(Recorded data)
**********
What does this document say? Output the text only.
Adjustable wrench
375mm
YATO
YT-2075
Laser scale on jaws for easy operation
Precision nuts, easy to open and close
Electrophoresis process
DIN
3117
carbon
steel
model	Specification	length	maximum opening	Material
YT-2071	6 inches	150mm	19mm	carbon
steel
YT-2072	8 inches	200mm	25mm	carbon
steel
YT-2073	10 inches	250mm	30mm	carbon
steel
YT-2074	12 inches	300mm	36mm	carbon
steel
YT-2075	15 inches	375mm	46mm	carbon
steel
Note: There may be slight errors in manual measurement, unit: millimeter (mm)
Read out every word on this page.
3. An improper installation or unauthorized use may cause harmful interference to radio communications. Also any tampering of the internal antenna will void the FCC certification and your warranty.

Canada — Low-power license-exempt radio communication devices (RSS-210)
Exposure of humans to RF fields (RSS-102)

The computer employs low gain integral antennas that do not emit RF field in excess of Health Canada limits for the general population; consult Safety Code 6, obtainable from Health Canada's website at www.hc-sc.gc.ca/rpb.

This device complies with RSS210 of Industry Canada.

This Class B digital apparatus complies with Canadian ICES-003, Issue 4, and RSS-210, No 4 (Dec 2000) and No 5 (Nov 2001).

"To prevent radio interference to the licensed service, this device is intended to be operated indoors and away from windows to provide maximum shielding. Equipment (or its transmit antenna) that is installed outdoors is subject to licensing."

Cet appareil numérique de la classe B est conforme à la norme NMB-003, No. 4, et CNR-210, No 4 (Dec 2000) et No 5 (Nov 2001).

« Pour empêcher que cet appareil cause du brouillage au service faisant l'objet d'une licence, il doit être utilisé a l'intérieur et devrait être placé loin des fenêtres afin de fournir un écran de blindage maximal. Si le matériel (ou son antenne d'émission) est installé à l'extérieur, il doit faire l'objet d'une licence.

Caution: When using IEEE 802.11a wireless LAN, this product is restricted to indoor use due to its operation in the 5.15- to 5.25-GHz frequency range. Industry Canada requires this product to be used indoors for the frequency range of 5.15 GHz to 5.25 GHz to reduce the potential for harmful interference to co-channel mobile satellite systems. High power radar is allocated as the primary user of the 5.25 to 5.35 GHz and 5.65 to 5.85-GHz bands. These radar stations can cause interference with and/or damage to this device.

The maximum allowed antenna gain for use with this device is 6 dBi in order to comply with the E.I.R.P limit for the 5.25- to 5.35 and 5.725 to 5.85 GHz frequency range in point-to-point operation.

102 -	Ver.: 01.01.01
**********
*Given exercise*:
Copy each line that holds the word "carbon".

*Result of the task*:
carbon
YT-2071	6 inches	150mm	19mm	carbon
YT-2072	8 inches	200mm	25mm	carbon
YT-2073	10 inches	250mm	30mm	carbon
YT-2074	12 inches	300mm	36mm	carbon
YT-2075	15 inches	375mm	46mm	carbon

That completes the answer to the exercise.